■ Your goal ■
Pull out every line containing the string "flujos".

==================================================

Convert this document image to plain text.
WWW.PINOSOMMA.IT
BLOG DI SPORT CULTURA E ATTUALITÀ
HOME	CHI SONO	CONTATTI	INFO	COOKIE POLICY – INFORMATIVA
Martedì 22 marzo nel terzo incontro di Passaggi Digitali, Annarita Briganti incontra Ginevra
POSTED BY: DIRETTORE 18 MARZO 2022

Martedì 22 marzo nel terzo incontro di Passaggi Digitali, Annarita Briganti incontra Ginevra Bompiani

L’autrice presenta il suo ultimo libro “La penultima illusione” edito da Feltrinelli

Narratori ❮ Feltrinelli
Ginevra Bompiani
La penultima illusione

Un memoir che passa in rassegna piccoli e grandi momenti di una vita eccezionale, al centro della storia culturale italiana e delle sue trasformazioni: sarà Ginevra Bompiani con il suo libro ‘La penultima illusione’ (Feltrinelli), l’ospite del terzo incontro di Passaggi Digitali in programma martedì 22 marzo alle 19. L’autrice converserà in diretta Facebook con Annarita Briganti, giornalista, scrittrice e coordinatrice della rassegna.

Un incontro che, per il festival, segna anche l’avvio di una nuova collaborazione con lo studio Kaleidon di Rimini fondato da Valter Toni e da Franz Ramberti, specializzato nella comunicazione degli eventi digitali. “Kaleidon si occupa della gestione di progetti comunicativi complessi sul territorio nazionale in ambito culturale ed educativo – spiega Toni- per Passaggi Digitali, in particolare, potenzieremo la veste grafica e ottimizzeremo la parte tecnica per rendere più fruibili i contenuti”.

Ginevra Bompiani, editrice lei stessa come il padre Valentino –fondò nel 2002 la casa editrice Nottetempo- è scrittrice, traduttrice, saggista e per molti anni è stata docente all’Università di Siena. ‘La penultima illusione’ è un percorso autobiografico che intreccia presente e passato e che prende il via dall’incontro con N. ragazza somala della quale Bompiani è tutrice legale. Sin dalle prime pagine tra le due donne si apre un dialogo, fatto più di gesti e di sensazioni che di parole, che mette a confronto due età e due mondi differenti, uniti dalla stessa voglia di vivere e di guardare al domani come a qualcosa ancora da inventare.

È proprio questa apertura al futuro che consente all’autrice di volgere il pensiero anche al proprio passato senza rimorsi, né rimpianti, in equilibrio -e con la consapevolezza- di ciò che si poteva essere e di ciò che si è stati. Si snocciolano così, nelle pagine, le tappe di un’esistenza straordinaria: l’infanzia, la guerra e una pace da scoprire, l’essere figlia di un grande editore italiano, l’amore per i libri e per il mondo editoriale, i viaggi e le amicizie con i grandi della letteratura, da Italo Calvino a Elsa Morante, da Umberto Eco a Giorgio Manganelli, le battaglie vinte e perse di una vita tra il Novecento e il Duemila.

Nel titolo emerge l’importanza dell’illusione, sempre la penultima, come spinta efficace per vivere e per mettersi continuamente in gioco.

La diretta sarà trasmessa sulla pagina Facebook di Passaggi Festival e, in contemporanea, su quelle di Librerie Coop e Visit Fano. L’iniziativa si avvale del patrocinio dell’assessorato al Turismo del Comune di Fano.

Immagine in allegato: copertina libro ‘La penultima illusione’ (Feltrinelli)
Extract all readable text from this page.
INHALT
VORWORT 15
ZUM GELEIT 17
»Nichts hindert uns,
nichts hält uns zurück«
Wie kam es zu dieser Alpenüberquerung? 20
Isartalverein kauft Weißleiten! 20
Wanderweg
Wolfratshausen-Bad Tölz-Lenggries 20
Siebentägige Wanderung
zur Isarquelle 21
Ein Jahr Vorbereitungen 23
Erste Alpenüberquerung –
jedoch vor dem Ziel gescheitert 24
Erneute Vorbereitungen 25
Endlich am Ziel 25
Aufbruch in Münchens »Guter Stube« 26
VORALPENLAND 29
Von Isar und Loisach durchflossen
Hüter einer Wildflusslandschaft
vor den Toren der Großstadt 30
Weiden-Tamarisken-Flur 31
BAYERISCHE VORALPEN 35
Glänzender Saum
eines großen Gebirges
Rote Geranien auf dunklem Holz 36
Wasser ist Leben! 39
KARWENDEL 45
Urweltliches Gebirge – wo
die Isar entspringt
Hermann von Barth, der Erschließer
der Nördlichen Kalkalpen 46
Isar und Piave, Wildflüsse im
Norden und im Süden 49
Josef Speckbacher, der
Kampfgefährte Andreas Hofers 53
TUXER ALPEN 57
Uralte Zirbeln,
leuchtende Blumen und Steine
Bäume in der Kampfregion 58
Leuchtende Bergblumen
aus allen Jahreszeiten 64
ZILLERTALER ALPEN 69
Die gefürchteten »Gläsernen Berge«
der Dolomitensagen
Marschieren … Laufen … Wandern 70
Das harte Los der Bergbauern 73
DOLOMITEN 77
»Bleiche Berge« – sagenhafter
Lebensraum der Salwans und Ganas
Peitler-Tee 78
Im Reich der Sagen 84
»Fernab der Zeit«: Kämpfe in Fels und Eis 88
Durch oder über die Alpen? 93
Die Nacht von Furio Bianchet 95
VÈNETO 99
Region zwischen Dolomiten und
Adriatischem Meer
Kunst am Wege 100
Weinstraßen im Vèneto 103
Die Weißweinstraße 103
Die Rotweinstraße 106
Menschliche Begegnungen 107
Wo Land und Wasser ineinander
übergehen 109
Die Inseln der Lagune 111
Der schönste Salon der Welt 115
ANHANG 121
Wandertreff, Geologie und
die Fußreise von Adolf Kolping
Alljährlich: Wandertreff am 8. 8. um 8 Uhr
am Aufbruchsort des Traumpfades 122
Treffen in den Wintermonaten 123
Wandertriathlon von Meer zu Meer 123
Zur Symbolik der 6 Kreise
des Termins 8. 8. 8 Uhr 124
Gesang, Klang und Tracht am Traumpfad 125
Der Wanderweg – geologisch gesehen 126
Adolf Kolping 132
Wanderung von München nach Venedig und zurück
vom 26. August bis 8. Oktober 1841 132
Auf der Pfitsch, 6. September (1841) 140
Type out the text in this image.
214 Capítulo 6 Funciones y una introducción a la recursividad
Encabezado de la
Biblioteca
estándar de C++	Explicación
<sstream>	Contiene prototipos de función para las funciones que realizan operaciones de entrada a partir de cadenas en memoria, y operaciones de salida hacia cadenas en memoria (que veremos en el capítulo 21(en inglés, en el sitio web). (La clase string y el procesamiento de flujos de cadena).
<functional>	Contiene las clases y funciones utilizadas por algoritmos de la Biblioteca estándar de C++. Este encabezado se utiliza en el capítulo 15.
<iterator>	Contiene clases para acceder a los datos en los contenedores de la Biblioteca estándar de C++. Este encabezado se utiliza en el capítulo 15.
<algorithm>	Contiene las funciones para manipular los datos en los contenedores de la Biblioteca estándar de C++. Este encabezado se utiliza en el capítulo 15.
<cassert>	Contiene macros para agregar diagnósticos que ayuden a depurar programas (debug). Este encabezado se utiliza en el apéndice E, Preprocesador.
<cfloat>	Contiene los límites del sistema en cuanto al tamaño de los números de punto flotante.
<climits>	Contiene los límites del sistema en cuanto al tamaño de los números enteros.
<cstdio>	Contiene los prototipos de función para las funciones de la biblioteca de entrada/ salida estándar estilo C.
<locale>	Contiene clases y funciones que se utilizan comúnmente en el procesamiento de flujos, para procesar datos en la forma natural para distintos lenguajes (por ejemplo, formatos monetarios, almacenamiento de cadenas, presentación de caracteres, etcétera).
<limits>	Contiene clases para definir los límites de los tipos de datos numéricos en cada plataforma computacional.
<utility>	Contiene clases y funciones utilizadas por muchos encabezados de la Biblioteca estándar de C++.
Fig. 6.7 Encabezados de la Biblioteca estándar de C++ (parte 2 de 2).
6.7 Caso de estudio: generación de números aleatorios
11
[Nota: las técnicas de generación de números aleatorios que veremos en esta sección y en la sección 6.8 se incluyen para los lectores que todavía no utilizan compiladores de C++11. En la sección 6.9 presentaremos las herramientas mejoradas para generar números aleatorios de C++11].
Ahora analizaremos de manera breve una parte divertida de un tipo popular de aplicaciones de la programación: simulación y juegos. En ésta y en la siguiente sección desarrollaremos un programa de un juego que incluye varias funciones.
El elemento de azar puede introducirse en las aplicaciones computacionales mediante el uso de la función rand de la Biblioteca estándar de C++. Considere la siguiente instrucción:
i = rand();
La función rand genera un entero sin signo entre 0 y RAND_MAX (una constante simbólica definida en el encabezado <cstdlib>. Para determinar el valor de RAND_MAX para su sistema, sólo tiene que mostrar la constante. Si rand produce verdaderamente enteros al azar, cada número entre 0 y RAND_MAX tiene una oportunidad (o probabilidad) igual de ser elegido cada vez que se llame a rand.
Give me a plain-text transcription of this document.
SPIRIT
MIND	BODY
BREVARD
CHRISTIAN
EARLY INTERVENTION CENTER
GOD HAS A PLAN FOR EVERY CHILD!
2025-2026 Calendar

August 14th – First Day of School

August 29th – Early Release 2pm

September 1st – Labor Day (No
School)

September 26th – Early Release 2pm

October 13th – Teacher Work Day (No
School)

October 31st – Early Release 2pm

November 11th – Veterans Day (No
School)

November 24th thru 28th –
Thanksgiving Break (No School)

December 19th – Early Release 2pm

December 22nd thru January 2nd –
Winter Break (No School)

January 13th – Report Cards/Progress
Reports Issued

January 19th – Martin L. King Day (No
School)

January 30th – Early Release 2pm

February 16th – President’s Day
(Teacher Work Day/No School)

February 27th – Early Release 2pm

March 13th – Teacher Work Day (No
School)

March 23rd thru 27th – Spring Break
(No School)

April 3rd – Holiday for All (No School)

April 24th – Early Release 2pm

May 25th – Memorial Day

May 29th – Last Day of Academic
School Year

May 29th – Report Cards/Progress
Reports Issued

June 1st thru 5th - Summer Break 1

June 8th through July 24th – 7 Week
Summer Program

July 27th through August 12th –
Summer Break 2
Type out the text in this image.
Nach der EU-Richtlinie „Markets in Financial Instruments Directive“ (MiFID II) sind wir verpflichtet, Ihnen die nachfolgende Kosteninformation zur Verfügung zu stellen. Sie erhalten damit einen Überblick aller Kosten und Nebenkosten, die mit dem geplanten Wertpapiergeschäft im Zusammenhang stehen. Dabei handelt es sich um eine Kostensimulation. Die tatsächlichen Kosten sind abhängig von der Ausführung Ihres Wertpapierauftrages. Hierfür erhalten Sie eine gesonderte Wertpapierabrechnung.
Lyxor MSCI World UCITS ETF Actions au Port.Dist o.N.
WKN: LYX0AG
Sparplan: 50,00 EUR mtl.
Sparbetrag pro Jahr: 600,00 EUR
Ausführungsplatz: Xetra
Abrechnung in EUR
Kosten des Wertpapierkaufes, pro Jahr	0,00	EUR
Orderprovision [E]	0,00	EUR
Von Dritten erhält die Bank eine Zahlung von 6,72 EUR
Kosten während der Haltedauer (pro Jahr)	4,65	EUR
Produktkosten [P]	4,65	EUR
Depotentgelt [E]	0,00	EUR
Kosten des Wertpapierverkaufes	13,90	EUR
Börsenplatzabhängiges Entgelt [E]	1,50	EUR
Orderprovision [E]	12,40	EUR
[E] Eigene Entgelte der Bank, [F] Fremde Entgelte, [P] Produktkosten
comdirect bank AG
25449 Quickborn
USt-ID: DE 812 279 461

==================================================

■ Exercise response ■
<sstream>	Contiene prototipos de función para las funciones que realizan operaciones de entrada a partir de cadenas en memoria, y operaciones de salida hacia cadenas en memoria (que veremos en el capítulo 21(en inglés, en el sitio web). (La clase string y el procesamiento de flujos de cadena).
<locale>	Contiene clases y funciones que se utilizan comúnmente en el procesamiento de flujos, para procesar datos en la forma natural para distintos lenguajes (por ejemplo, formatos monetarios, almacenamiento de cadenas, presentación de caracteres, etcétera).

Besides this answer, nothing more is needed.